* **YOUR GOAL**
Write out the records again, exactly, leaving none out.
** BEGIN **
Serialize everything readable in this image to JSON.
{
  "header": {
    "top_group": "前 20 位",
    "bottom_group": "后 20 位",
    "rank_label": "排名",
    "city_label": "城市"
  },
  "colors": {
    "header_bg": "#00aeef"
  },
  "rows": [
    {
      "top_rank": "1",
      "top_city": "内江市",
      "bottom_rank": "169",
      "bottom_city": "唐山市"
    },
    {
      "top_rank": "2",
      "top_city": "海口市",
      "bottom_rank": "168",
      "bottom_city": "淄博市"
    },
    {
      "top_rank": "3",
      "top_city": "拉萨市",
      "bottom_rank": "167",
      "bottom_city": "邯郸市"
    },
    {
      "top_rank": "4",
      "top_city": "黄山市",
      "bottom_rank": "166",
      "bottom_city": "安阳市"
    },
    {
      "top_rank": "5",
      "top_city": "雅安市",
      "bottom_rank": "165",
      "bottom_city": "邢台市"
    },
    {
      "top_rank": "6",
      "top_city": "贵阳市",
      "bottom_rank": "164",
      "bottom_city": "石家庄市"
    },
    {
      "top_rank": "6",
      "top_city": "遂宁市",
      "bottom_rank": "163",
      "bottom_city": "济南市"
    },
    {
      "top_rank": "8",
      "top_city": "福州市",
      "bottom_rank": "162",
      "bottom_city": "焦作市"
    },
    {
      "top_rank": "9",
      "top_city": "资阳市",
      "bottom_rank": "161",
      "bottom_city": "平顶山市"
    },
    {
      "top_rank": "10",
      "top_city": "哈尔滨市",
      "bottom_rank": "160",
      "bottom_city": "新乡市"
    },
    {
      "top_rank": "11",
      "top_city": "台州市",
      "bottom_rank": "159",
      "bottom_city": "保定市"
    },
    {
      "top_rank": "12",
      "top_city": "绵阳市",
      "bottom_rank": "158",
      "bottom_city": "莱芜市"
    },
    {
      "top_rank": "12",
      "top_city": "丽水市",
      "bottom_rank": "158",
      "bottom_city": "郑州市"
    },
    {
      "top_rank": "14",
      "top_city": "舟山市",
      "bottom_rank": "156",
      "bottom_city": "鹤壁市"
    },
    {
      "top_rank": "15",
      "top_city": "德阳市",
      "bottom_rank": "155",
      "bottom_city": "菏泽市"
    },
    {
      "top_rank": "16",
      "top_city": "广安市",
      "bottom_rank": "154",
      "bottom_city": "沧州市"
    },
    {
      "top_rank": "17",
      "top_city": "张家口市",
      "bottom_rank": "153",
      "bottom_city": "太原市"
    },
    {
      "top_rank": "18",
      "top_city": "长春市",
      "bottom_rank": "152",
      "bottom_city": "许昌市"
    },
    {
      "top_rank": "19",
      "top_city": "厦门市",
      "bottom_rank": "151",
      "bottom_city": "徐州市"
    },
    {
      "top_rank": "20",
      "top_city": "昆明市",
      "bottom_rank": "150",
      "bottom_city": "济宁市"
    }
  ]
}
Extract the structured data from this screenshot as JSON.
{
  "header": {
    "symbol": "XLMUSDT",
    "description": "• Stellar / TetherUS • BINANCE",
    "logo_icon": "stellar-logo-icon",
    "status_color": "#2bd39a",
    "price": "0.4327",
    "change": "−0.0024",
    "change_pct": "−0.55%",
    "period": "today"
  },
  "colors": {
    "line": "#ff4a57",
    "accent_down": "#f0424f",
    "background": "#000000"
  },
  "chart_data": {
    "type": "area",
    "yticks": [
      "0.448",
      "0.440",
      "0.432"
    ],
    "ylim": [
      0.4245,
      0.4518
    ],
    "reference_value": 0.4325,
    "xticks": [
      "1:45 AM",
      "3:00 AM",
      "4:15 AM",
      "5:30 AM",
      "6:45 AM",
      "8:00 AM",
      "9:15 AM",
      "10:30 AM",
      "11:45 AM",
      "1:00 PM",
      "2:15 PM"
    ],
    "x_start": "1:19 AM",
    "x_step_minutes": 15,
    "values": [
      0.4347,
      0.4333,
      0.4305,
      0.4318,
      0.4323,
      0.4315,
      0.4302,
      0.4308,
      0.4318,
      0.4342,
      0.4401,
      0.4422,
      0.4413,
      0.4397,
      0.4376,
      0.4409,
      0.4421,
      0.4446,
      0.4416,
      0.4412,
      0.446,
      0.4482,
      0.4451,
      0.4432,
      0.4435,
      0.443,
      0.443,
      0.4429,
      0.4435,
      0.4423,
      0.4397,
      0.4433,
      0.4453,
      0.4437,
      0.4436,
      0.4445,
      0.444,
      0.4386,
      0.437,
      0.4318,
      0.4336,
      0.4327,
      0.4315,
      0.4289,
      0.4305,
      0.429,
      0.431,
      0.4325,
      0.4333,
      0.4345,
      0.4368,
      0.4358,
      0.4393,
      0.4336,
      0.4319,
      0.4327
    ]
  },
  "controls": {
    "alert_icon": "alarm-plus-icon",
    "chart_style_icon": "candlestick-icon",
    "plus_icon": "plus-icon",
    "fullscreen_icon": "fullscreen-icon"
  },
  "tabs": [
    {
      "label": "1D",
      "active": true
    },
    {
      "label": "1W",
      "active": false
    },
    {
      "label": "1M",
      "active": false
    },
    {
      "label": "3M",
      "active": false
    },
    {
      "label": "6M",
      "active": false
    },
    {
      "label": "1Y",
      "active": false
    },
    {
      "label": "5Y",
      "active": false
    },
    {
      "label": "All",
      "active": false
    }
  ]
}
** END **
* **EXPECTED ANSWER**
Serialize everything readable in this image to JSON.
{
  "header": {
    "top_group": "前 20 位",
    "bottom_group": "后 20 位",
    "rank_label": "排名",
    "city_label": "城市"
  },
  "colors": {
    "header_bg": "#00aeef"
  },
  "rows": [
    {
      "top_rank": "1",
      "top_city": "内江市",
      "bottom_rank": "169",
      "bottom_city": "唐山市"
    },
    {
      "top_rank": "2",
      "top_city": "海口市",
      "bottom_rank": "168",
      "bottom_city": "淄博市"
    },
    {
      "top_rank": "3",
      "top_city": "拉萨市",
      "bottom_rank": "167",
      "bottom_city": "邯郸市"
    },
    {
      "top_rank": "4",
      "top_city": "黄山市",
      "bottom_rank": "166",
      "bottom_city": "安阳市"
    },
    {
      "top_rank": "5",
      "top_city": "雅安市",
      "bottom_rank": "165",
      "bottom_city": "邢台市"
    },
    {
      "top_rank": "6",
      "top_city": "贵阳市",
      "bottom_rank": "164",
      "bottom_city": "石家庄市"
    },
    {
      "top_rank": "6",
      "top_city": "遂宁市",
      "bottom_rank": "163",
      "bottom_city": "济南市"
    },
    {
      "top_rank": "8",
      "top_city": "福州市",
      "bottom_rank": "162",
      "bottom_city": "焦作市"
    },
    {
      "top_rank": "9",
      "top_city": "资阳市",
      "bottom_rank": "161",
      "bottom_city": "平顶山市"
    },
    {
      "top_rank": "10",
      "top_city": "哈尔滨市",
      "bottom_rank": "160",
      "bottom_city": "新乡市"
    },
    {
      "top_rank": "11",
      "top_city": "台州市",
      "bottom_rank": "159",
      "bottom_city": "保定市"
    },
    {
      "top_rank": "12",
      "top_city": "绵阳市",
      "bottom_rank": "158",
      "bottom_city": "莱芜市"
    },
    {
      "top_rank": "12",
      "top_city": "丽水市",
      "bottom_rank": "158",
      "bottom_city": "郑州市"
    },
    {
      "top_rank": "14",
      "top_city": "舟山市",
      "bottom_rank": "156",
      "bottom_city": "鹤壁市"
    },
    {
      "top_rank": "15",
      "top_city": "德阳市",
      "bottom_rank": "155",
      "bottom_city": "菏泽市"
    },
    {
      "top_rank": "16",
      "top_city": "广安市",
      "bottom_rank": "154",
      "bottom_city": "沧州市"
    },
    {
      "top_rank": "17",
      "top_city": "张家口市",
      "bottom_rank": "153",
      "bottom_city": "太原市"
    },
    {
      "top_rank": "18",
      "top_city": "长春市",
      "bottom_rank": "152",
      "bottom_city": "许昌市"
    },
    {
      "top_rank": "19",
      "top_city": "厦门市",
      "bottom_rank": "151",
      "bottom_city": "徐州市"
    },
    {
      "top_rank": "20",
      "top_city": "昆明市",
      "bottom_rank": "150",
      "bottom_city": "济宁市"
    }
  ]
}
Extract the structured data from this screenshot as JSON.
{
  "header": {
    "symbol": "XLMUSDT",
    "description": "• Stellar / TetherUS • BINANCE",
    "logo_icon": "stellar-logo-icon",
    "status_color": "#2bd39a",
    "price": "0.4327",
    "change": "−0.0024",
    "change_pct": "−0.55%",
    "period": "today"
  },
  "colors": {
    "line": "#ff4a57",
    "accent_down": "#f0424f",
    "background": "#000000"
  },
  "chart_data": {
    "type": "area",
    "yticks": [
      "0.448",
      "0.440",
      "0.432"
    ],
    "ylim": [
      0.4245,
      0.4518
    ],
    "reference_value": 0.4325,
    "xticks": [
      "1:45 AM",
      "3:00 AM",
      "4:15 AM",
      "5:30 AM",
      "6:45 AM",
      "8:00 AM",
      "9:15 AM",
      "10:30 AM",
      "11:45 AM",
      "1:00 PM",
      "2:15 PM"
    ],
    "x_start": "1:19 AM",
    "x_step_minutes": 15,
    "values": [
      0.4347,
      0.4333,
      0.4305,
      0.4318,
      0.4323,
      0.4315,
      0.4302,
      0.4308,
      0.4318,
      0.4342,
      0.4401,
      0.4422,
      0.4413,
      0.4397,
      0.4376,
      0.4409,
      0.4421,
      0.4446,
      0.4416,
      0.4412,
      0.446,
      0.4482,
      0.4451,
      0.4432,
      0.4435,
      0.443,
      0.443,
      0.4429,
      0.4435,
      0.4423,
      0.4397,
      0.4433,
      0.4453,
      0.4437,
      0.4436,
      0.4445,
      0.444,
      0.4386,
      0.437,
      0.4318,
      0.4336,
      0.4327,
      0.4315,
      0.4289,
      0.4305,
      0.429,
      0.431,
      0.4325,
      0.4333,
      0.4345,
      0.4368,
      0.4358,
      0.4393,
      0.4336,
      0.4319,
      0.4327
    ]
  },
  "controls": {
    "alert_icon": "alarm-plus-icon",
    "chart_style_icon": "candlestick-icon",
    "plus_icon": "plus-icon",
    "fullscreen_icon": "fullscreen-icon"
  },
  "tabs": [
    {
      "label": "1D",
      "active": true
    },
    {
      "label": "1W",
      "active": false
    },
    {
      "label": "1M",
      "active": false
    },
    {
      "label": "3M",
      "active": false
    },
    {
      "label": "6M",
      "active": false
    },
    {
      "label": "1Y",
      "active": false
    },
    {
      "label": "5Y",
      "active": false
    },
    {
      "label": "All",
      "active": false
    }
  ]
}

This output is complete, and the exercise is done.